── Working data ──

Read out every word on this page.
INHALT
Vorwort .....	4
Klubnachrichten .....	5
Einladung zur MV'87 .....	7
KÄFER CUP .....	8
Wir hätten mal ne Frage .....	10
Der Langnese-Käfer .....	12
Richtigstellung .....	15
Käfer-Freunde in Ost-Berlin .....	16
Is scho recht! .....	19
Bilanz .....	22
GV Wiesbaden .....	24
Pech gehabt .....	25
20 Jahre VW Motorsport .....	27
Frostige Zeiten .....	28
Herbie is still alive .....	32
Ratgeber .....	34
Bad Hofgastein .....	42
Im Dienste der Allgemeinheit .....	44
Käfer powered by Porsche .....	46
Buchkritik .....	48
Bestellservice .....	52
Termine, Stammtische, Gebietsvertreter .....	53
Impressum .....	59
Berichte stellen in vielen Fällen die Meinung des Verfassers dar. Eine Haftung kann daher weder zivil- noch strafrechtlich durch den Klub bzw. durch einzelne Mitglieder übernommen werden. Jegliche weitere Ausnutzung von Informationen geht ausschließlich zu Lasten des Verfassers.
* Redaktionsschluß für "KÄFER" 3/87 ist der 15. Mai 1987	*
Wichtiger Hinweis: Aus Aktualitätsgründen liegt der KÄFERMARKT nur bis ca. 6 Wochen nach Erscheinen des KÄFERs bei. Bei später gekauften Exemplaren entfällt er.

───
── Working data ──

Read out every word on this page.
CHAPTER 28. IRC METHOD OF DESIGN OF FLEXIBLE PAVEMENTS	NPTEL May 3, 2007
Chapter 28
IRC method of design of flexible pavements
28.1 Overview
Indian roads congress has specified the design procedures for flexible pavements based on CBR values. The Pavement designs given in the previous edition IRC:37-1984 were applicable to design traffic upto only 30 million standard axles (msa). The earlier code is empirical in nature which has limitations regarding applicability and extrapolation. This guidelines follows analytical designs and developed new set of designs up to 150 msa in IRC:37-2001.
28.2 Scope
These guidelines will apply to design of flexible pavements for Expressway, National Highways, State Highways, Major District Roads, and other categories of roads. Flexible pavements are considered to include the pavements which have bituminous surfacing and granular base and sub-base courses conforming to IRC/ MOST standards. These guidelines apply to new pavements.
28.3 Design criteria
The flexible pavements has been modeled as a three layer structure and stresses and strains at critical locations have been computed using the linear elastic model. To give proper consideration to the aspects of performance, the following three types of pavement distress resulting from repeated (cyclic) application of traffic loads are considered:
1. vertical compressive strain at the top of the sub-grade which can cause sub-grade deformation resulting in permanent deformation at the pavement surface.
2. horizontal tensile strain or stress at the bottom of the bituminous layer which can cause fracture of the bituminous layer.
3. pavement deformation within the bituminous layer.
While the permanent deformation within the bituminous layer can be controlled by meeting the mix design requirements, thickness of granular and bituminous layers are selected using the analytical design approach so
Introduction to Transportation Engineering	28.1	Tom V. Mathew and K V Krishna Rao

───
── Working data ──

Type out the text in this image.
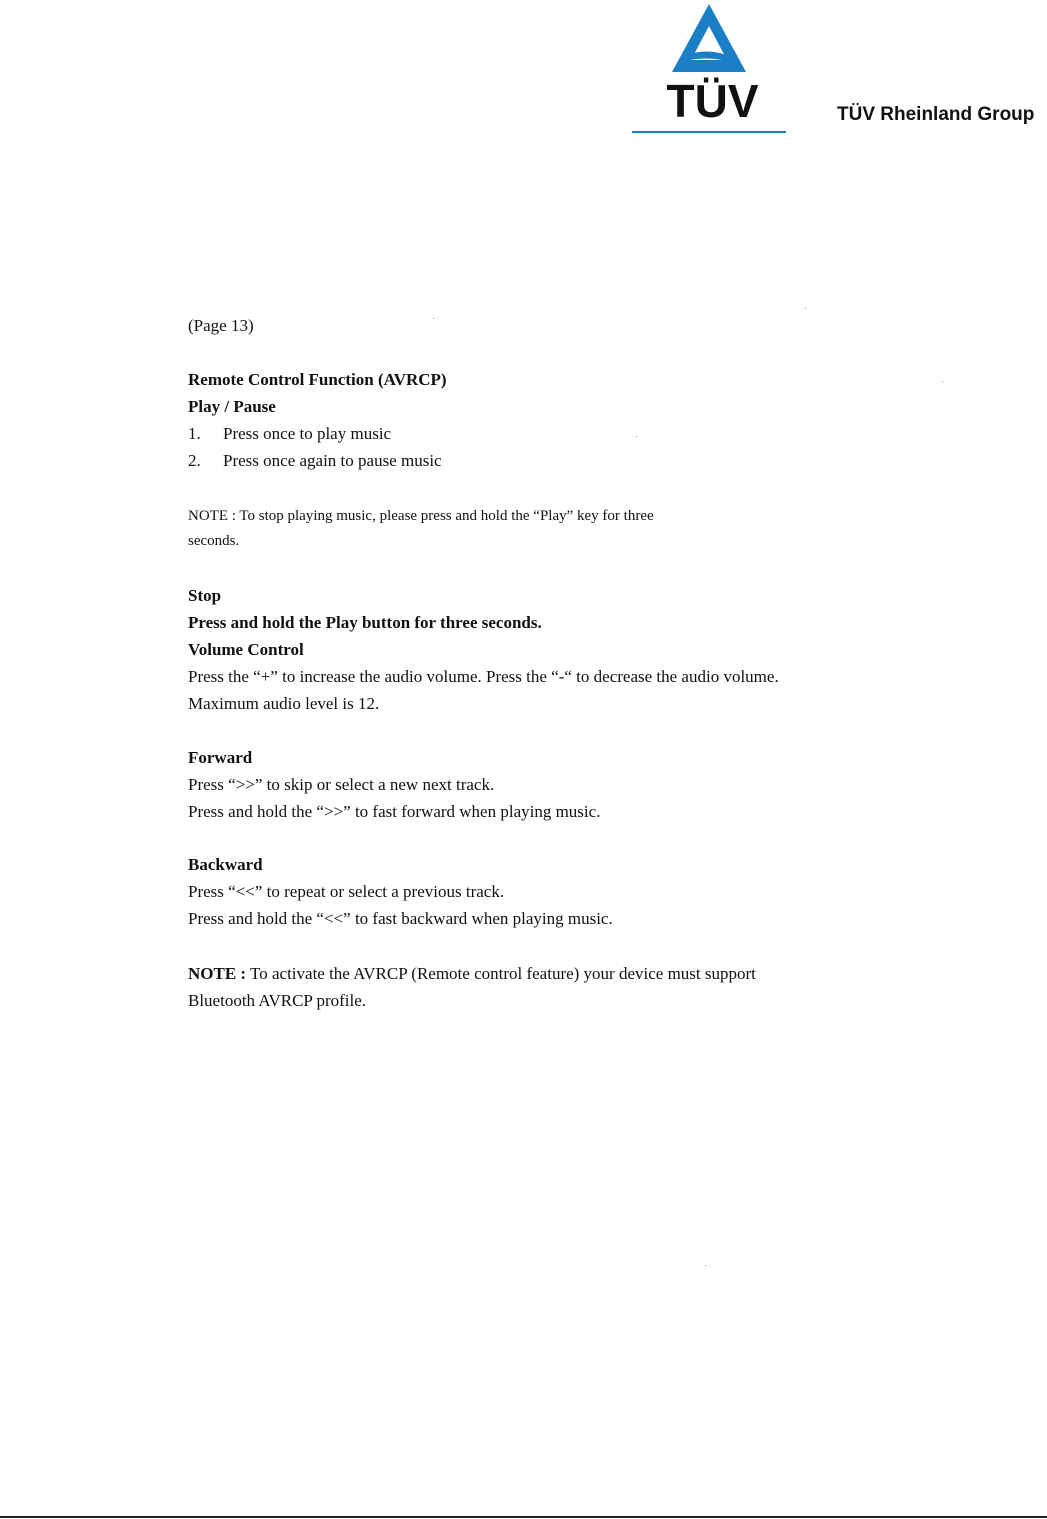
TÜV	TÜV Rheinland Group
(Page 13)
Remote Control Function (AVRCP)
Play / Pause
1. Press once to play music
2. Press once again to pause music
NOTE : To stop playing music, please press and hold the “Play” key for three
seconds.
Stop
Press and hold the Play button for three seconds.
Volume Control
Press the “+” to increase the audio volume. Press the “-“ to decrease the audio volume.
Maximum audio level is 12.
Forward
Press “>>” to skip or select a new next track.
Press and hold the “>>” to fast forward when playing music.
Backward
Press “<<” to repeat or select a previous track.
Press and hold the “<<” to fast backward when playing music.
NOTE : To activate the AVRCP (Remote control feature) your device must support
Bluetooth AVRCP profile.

───

The exercise —
Copy out all lines from the material above that contain the string "music".

Solution for this exercise —
1. Press once to play music
2. Press once again to pause music
NOTE : To stop playing music, please press and hold the “Play” key for three
Press and hold the “>>” to fast forward when playing music.
Press and hold the “<<” to fast backward when playing music.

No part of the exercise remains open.